→ **Stated problem**: Copy every line of the data in which the word "perdus" occurs.

○ ○ ○ ○ ○

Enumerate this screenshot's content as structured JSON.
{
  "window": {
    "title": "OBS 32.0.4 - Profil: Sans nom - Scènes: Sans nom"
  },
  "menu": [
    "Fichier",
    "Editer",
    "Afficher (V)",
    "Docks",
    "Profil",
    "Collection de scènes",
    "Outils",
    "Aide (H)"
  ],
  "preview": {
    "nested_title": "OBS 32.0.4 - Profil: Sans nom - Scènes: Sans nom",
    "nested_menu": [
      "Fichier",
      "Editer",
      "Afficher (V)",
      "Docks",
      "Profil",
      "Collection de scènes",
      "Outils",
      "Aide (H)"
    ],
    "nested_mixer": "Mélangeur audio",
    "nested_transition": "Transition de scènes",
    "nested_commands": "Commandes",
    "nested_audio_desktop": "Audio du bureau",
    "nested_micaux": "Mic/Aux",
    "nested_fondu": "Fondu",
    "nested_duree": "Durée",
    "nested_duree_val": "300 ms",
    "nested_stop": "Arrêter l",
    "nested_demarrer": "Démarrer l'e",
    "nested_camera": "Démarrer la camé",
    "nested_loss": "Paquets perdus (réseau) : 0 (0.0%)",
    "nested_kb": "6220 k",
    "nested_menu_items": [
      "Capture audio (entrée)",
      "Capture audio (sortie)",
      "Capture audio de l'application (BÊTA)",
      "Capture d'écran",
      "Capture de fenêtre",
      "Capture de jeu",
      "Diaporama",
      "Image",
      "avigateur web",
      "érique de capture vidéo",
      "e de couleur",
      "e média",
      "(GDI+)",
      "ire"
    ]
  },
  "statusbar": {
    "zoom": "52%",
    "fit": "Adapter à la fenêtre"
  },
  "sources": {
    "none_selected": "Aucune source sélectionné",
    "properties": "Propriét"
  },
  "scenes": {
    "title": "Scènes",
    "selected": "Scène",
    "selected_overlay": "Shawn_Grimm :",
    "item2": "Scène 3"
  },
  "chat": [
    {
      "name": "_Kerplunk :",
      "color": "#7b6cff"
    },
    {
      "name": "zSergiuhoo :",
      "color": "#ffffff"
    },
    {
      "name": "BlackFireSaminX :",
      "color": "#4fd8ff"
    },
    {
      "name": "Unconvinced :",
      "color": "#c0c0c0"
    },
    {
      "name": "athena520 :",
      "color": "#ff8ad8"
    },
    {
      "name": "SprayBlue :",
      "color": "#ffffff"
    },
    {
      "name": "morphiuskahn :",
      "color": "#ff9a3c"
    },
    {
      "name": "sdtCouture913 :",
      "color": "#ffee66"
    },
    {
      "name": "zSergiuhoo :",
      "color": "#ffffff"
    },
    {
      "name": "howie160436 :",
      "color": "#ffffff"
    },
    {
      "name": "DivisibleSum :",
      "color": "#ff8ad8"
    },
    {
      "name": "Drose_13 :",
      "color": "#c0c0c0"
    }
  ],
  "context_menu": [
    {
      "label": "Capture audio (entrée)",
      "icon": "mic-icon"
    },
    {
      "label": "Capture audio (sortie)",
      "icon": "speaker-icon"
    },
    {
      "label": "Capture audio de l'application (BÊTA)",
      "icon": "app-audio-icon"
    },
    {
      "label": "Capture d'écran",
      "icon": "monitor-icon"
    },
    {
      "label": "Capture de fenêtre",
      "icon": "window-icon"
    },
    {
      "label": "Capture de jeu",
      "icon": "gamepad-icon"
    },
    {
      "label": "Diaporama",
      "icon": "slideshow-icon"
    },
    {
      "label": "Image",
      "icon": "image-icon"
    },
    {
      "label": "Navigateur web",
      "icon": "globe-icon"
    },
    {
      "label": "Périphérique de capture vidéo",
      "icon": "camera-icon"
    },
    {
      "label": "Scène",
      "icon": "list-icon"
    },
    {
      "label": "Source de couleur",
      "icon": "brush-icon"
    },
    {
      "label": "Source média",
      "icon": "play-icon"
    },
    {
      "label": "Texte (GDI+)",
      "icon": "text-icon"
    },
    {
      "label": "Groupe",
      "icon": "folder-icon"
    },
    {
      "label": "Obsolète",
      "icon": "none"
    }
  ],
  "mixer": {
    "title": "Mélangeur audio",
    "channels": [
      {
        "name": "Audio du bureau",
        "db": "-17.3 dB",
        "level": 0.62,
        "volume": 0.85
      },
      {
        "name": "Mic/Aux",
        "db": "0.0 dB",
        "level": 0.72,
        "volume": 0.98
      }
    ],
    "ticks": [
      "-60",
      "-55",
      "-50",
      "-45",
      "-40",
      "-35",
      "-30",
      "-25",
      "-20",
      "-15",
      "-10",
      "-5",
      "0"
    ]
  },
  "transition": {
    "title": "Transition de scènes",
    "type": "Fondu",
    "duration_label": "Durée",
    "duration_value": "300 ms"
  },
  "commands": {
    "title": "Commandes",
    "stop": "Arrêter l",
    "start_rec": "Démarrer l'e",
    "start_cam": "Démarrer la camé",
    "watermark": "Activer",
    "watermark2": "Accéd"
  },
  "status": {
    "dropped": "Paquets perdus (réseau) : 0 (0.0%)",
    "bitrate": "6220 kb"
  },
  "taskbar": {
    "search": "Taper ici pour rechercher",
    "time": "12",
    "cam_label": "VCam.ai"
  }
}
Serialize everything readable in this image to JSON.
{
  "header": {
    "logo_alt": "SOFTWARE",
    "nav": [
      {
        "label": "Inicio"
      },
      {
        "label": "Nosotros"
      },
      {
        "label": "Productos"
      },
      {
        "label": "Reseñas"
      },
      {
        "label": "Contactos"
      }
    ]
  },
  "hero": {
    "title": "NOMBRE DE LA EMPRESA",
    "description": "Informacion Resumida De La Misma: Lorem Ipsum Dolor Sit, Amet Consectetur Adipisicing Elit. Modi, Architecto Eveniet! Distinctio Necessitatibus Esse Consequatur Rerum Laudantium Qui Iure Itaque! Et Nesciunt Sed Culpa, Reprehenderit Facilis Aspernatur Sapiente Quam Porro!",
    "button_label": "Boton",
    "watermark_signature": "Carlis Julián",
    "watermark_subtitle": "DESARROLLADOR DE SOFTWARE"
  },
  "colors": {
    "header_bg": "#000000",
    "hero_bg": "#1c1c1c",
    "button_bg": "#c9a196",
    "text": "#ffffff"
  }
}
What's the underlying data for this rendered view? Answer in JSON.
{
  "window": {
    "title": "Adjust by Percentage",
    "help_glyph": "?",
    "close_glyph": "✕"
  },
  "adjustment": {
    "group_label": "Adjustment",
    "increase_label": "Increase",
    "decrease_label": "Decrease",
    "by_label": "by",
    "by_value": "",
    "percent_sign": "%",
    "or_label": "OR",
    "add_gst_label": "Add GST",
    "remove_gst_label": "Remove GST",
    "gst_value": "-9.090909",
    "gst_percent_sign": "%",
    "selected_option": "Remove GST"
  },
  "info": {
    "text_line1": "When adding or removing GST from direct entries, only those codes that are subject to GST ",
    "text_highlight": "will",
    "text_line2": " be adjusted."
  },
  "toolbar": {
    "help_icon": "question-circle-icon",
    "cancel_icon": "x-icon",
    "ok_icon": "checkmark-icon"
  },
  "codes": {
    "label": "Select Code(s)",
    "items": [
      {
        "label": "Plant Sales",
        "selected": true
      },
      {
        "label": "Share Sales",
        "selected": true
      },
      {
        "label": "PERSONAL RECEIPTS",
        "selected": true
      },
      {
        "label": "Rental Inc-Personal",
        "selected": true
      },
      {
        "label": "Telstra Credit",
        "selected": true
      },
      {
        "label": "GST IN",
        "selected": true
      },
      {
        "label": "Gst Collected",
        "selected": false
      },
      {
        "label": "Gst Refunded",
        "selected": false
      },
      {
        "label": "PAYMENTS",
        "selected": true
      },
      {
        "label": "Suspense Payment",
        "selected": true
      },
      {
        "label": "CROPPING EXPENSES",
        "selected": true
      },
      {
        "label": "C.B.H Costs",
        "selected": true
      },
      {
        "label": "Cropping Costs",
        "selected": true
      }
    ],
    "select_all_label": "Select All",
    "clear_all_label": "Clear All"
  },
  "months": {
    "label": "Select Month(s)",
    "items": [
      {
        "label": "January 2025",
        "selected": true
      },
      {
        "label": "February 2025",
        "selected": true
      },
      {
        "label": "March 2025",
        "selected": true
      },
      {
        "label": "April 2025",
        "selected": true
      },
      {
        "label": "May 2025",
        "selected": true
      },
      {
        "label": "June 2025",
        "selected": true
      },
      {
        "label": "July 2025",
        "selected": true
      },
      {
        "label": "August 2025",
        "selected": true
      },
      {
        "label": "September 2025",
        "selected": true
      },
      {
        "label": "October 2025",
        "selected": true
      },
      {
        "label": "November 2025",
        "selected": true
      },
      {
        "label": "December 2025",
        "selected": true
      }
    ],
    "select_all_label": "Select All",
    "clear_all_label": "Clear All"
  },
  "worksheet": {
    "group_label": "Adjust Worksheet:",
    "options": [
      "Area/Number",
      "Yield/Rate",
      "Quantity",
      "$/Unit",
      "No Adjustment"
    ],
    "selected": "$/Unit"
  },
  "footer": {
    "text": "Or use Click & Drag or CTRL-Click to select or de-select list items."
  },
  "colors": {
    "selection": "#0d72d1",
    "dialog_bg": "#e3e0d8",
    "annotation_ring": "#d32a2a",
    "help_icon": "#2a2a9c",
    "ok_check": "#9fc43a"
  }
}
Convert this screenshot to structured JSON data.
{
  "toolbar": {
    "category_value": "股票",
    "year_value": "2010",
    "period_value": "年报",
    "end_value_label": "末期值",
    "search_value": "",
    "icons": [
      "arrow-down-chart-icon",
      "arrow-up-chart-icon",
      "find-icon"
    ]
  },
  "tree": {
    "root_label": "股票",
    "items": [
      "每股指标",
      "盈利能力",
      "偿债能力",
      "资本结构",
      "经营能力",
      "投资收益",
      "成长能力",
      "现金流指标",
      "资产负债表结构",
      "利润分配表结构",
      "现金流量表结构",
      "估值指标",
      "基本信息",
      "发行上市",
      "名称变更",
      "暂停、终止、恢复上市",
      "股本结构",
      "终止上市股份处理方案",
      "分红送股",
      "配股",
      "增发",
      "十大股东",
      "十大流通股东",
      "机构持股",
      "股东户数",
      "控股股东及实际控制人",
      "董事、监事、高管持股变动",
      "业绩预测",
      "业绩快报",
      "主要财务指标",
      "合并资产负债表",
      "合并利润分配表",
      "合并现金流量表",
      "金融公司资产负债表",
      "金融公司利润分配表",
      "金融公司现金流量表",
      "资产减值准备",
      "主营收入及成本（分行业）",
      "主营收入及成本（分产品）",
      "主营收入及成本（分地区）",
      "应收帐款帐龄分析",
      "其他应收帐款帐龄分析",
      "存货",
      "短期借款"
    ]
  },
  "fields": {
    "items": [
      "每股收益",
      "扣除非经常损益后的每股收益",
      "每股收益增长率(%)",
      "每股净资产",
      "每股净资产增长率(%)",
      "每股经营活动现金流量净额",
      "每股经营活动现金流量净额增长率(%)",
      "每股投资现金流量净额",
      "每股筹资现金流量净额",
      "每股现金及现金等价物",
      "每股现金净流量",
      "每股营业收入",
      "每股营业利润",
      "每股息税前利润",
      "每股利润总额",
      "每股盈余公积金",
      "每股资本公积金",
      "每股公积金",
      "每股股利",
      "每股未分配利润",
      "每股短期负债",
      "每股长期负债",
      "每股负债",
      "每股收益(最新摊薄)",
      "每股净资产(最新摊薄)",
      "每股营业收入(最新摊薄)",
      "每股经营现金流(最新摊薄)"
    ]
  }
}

○ ○ ○ ○ ○

→ **Final result**:
    "nested_loss": "Paquets perdus (réseau) : 0 (0.0%)",
    "dropped": "Paquets perdus (réseau) : 0 (0.0%)",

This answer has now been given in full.